Between levels miss (level specific):

  • Inclusive cache: $level_x \subseteq level_{x+1}$. Store in all intermediate level
  • Exclusive cache: a cache line exists uniquely in one level.
    • aka victim caching (evict to next level)
  • NINE: neither, no commitment, in-between

MSHR

Performance optimizations for loads

LD x
LD x+4
LD x+8
LD x+12

Suppose x misses in L1D. Cache Controller issues to L2

  • While L2 is accessing x, processor looks for x+4
    • Wasteful here to issue another miss for x+4
    • Processor fold subsequent misses to the same pending cache line This is called MSHR (Miss Status Handling Registers). Tracks all pending misses
  • Table of missed addresses, corresponding to PC of all subsequent loads
  • One table for each level of cache

HW Table has limited size of the number of addresses, and the number of PCs for each address.

  • If no space, stall CPU (no folding available)

Write Buffer

Performance optimization for store misses

st x 
st x+4
...

Buffer up the stores in a write buffer (mini cache with addresses and 1 line data)

  • Once filled, evicts and sends to the next level. If you load the same address as stored, data forward directly from buffer

Example

Q: How many lookups happen in L2, and how many writes go to the DRAM? L1D MSHR: 4 entries miss[3:0], each can handle 16 misses Suppose load 32K of ints, 64B cache line size

  • First miss instance is stored in a cache line
  • Subsequent misses on the same line are buffered (folded)
  • For L2 layer, need 32K / (4 * 16) = 512 cache line lookups
    • Without MSHR, 64x more
    • 16 * 4 due to 16 fold * 4 bytes for int
      • Exact same as L1D line size, since int is the most common
    • Every 16 misses are collapses into one L2 lookup

L1D store buffer: can combine consecutive writes to 1 cache line

Suppose store 16K ints, 64B cache line size

  • If L1D store miss, send to L2, but not individually
    • Write buffer collects every write into a single cache line st c[15:0] (for int)
    • When line filled, send the request to L2 to write
  • Without store buffer, L2 4096 writes * 4 byte
  • With store buffer, LL2 4096 / 16 = 256 writes * 64 bytes
    • Same data, but less metadata (location, write size, etc.)
  • In L2, still write allocate system -> all misses -> send to DRAM
    • No additional merging possible. All misses are cache line size
  • If you alternate cache writes, st c[i]; st d[i], store buffer will be useless due to conflict

DRAM traffic

  • Memory Controller (MC) that receives all miss traffic from SoC. Makes request (PRE, ACT, column R/W) to DRAM

    Assume

  • 16 GiB DIMM
  • 8 Bank groups (each DRAM is x8, also sending 8 bits of data)

Collected data

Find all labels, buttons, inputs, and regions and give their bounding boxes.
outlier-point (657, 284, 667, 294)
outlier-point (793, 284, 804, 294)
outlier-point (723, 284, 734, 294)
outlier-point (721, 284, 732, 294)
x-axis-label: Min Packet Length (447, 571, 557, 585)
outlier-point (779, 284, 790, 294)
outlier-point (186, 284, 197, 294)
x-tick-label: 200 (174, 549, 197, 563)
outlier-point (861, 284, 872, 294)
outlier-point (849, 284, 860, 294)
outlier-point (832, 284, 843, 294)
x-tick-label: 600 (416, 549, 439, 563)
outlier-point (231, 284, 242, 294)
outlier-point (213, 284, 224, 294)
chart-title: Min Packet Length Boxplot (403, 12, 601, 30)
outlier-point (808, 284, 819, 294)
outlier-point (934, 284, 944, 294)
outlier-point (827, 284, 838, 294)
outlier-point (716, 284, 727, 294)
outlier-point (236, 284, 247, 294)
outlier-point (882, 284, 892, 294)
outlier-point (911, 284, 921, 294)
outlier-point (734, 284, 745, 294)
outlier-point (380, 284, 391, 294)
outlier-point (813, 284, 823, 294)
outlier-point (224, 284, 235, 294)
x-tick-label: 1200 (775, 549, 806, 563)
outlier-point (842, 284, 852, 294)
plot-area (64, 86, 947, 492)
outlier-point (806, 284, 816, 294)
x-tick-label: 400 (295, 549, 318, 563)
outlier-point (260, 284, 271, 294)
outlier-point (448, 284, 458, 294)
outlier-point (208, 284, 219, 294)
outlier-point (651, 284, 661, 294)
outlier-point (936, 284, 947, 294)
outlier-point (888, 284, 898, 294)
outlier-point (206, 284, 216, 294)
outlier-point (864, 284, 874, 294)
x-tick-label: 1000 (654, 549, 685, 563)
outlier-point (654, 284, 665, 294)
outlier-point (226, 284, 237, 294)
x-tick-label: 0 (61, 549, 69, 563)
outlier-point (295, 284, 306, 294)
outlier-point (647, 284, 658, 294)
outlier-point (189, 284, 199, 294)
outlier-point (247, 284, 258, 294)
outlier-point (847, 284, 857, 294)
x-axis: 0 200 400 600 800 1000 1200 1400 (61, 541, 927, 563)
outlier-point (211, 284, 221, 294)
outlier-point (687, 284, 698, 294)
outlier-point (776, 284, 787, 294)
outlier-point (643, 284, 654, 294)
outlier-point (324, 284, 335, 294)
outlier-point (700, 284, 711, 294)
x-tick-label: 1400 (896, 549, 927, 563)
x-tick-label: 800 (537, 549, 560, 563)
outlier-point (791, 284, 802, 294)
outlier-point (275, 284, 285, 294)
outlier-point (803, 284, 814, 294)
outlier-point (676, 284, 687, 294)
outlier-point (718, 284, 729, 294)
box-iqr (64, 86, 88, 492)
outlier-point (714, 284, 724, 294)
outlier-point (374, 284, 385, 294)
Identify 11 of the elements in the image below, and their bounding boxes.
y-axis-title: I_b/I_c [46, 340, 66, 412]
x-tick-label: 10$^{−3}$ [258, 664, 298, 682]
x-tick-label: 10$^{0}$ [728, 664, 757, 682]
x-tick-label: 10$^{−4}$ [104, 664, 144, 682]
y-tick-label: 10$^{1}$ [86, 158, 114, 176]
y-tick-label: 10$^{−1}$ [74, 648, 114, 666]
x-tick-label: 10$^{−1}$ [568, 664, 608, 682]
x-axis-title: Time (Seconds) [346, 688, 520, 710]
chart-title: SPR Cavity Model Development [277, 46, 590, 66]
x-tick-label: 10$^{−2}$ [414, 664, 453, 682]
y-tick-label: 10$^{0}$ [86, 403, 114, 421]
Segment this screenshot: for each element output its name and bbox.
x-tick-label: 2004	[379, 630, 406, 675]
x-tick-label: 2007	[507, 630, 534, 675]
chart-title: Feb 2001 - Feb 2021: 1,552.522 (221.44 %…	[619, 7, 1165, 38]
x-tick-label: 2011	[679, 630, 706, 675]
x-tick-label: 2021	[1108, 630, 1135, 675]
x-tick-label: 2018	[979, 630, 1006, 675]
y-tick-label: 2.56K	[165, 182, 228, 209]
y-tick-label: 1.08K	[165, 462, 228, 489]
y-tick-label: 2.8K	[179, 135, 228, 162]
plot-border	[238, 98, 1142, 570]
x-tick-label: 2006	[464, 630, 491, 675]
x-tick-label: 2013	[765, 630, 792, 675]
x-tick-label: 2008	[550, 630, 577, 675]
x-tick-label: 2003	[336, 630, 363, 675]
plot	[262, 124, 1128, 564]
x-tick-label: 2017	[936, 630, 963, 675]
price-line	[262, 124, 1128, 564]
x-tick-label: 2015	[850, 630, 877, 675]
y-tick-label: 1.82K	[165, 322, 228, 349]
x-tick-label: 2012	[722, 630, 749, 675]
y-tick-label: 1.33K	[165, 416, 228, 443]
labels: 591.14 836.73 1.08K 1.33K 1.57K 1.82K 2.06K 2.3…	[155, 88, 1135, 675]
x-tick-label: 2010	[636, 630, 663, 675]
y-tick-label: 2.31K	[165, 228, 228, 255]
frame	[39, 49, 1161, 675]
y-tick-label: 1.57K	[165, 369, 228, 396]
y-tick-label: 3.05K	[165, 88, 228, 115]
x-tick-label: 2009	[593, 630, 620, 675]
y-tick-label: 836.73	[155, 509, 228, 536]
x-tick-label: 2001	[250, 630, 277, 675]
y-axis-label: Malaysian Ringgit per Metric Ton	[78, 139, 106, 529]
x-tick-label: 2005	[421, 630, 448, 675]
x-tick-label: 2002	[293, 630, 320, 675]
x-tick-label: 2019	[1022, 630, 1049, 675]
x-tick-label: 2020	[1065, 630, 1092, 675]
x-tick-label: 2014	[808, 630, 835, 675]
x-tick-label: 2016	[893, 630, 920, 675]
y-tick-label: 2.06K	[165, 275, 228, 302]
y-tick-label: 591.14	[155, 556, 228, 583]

REQUIREMENTS: Rewrite the part of the cache notes starting at "HW Table has" and ending at "1 line data)", changing "CPU" to "processor".

CORRECT RESULT:
HW Table has limited size of the number of addresses, and the number of PCs for each address.

  • If no space, stall processor (no folding available)

Write Buffer

Performance optimization for store misses

st x 
st x+4
...

Buffer up the stores in a write buffer (mini cache with addresses and 1 line data)